REQUIRED WORK:
Copy all entries without alteration and skip the pictures they hold.

-- Begin EXCERPTED RECORDS --

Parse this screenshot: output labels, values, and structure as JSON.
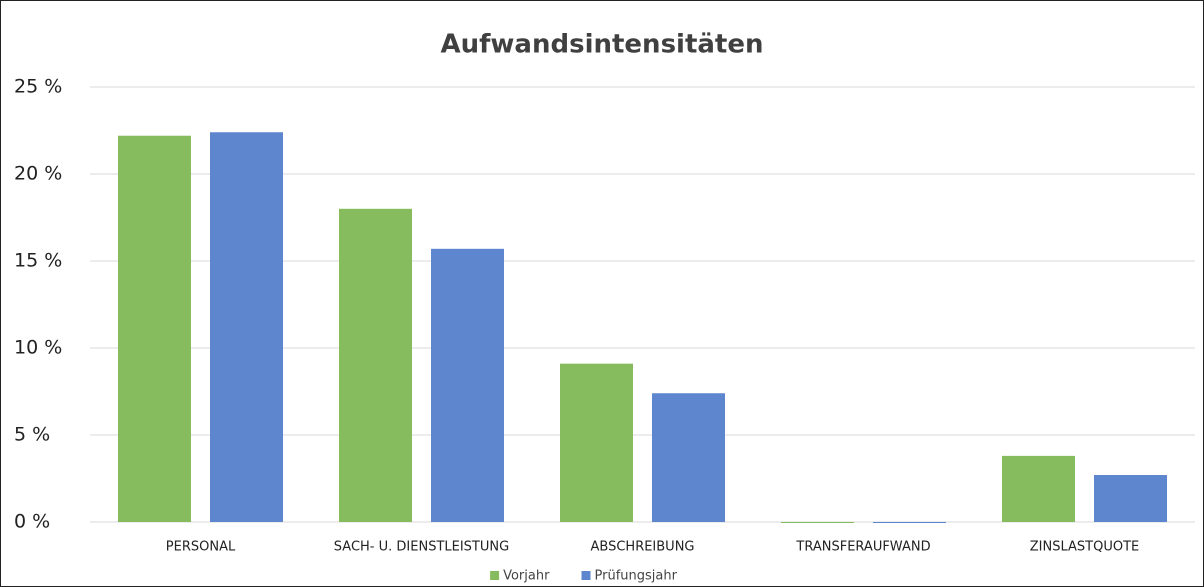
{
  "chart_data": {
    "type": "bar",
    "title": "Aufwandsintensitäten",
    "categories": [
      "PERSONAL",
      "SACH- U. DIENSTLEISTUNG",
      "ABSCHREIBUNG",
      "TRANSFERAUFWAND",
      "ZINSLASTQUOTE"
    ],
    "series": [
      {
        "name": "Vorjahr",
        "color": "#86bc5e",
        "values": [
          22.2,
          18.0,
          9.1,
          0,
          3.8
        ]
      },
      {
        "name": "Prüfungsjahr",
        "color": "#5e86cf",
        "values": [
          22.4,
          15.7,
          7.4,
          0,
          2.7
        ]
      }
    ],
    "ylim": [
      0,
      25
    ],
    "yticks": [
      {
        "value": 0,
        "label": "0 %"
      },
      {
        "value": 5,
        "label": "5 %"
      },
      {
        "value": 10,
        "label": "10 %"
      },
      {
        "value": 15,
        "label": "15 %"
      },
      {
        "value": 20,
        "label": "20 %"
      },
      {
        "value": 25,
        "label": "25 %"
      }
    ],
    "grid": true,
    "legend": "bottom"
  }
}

-- End EXCERPTED RECORDS --

SOLUTION TO THIS TASK:
Parse this screenshot: output labels, values, and structure as JSON.
{
  "chart_data": {
    "type": "bar",
    "title": "Aufwandsintensitäten",
    "categories": [
      "PERSONAL",
      "SACH- U. DIENSTLEISTUNG",
      "ABSCHREIBUNG",
      "TRANSFERAUFWAND",
      "ZINSLASTQUOTE"
    ],
    "series": [
      {
        "name": "Vorjahr",
        "color": "#86bc5e",
        "values": [
          22.2,
          18.0,
          9.1,
          0,
          3.8
        ]
      },
      {
        "name": "Prüfungsjahr",
        "color": "#5e86cf",
        "values": [
          22.4,
          15.7,
          7.4,
          0,
          2.7
        ]
      }
    ],
    "ylim": [
      0,
      25
    ],
    "yticks": [
      {
        "value": 0,
        "label": "0 %"
      },
      {
        "value": 5,
        "label": "5 %"
      },
      {
        "value": 10,
        "label": "10 %"
      },
      {
        "value": 15,
        "label": "15 %"
      },
      {
        "value": 20,
        "label": "20 %"
      },
      {
        "value": 25,
        "label": "25 %"
      }
    ],
    "grid": true,
    "legend": "bottom"
  }
}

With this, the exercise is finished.